Short exercise - Copy out every line in the entries below that includes "instructions".

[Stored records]
>> start

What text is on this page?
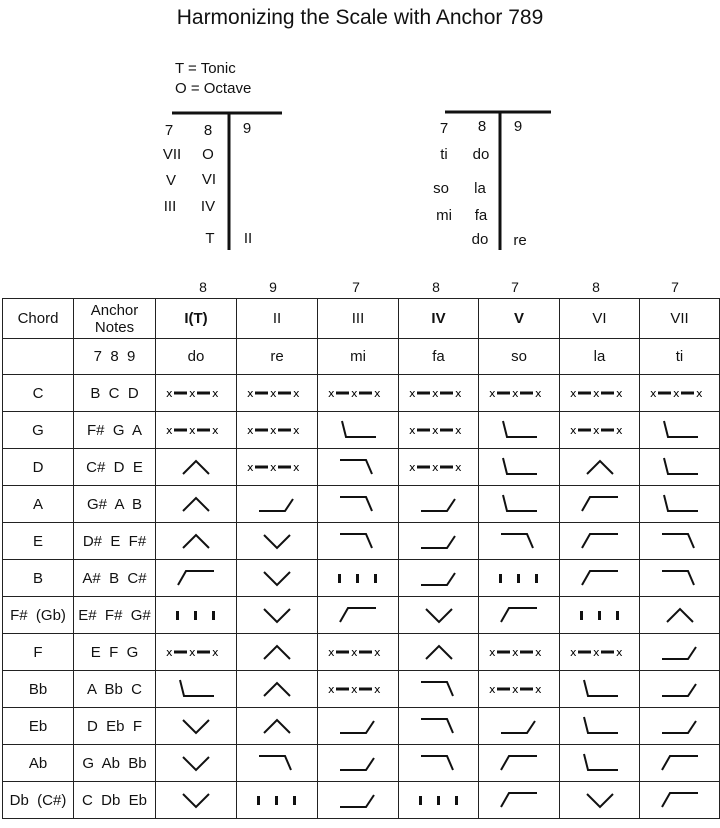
Harmonizing the Scale with Anchor 789
T = Tonic
O = Octave
7	8	9
VII	O
V	VI
III	IV
T	II
7	8	9
ti	do
so	la
mi	fa
do	re
8	9	7	8	7	8	7
Chord	Anchor Notes	I(T)	II	III	IV	V	VI	VII
	7  8  9	do	re	mi	fa	so	la	ti
C	B  C  D	x x x	x x x	x x x	x x x	x x x	x x x	x x x

G	F#  G  A	x x x	x x x		x x x		x x x

D	C#  D  E		x x x		x x x

A	G#  A  B	

E	D#  E  F#	

B	A#  B  C#	

F#  (Gb)	E#  F#  G#	

F	E  F  G	x x x		x x x		x x x	x x x

Bb	A  Bb  C			x x x		x x x

Eb	D  Eb  F	

Ab	G  Ab  Bb	

Db  (C#)	C  Db  Eb	
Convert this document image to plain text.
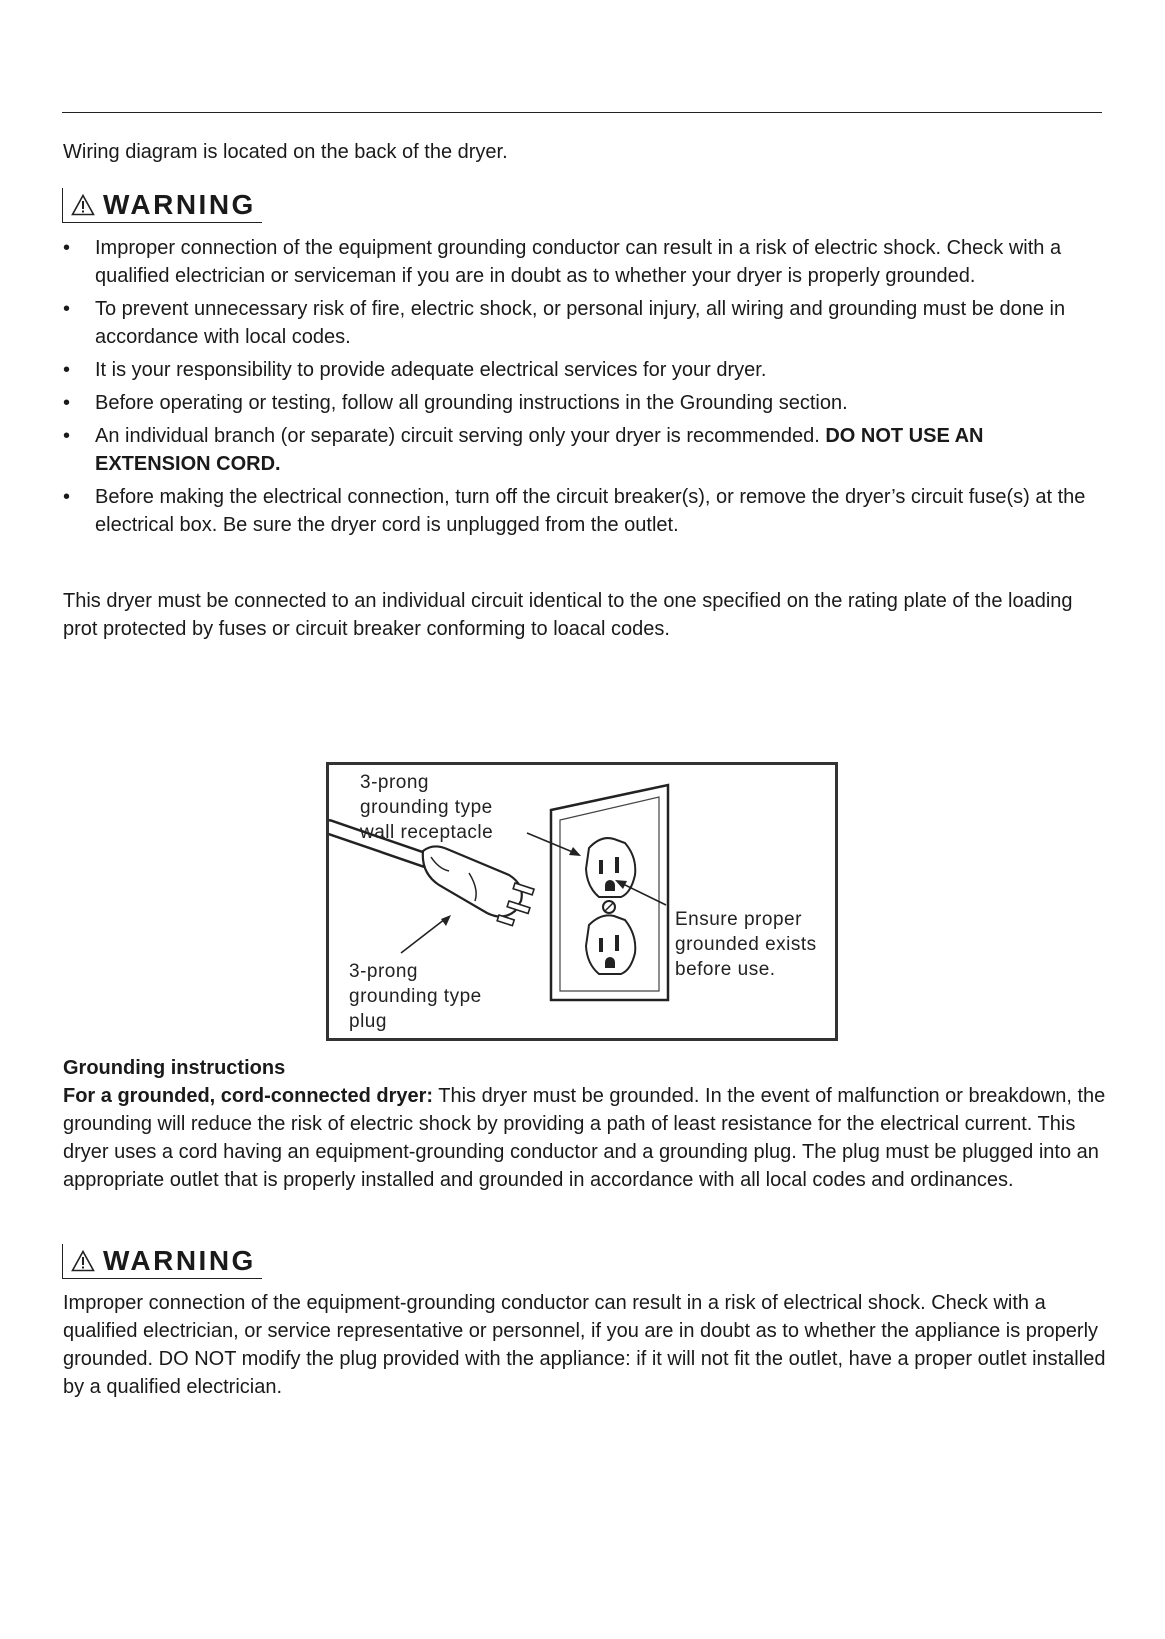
Wiring diagram is located on the back of the dryer.

WARNING
• Improper connection of the equipment grounding conductor can result in a risk of electric shock. Check with a qualified electrician or serviceman if you are in doubt as to whether your dryer is properly grounded.
• To prevent unnecessary risk of fire, electric shock, or personal injury, all wiring and grounding must be done in accordance with local codes.
• It is your responsibility to provide adequate electrical services for your dryer.
• Before operating or testing, follow all grounding instructions in the Grounding section.
• An individual branch (or separate) circuit serving only your dryer is recommended. DO NOT USE AN EXTENSION CORD.
• Before making the electrical connection, turn off the circuit breaker(s), or remove the dryer’s circuit fuse(s) at the electrical box. Be sure the dryer cord is unplugged from the outlet.

This dryer must be connected to an individual circuit identical to the one specified on the rating plate of the loading prot protected by fuses or circuit breaker conforming to loacal codes.

3-prong
grounding type
wall receptacle
3-prong
grounding type
plug
Ensure proper
grounded exists
before use.

Grounding instructions

For a grounded, cord-connected dryer: This dryer must be grounded. In the event of malfunction or breakdown, the grounding will reduce the risk of electric shock by providing a path of least resistance for the electrical current. This dryer uses a cord having an equipment-grounding conductor and a grounding plug. The plug must be plugged into an appropriate outlet that is properly installed and grounded in accordance with all local codes and ordinances.

WARNING

Improper connection of the equipment-grounding conductor can result in a risk of electrical shock. Check with a qualified electrician, or service representative or personnel, if you are in doubt as to whether the appliance is properly grounded. DO NOT modify the plug provided with the appliance: if it will not fit the outlet, have a proper outlet installed by a qualified electrician.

>> end

Solution below -
• Before operating or testing, follow all grounding instructions in the Grounding section.
Grounding instructions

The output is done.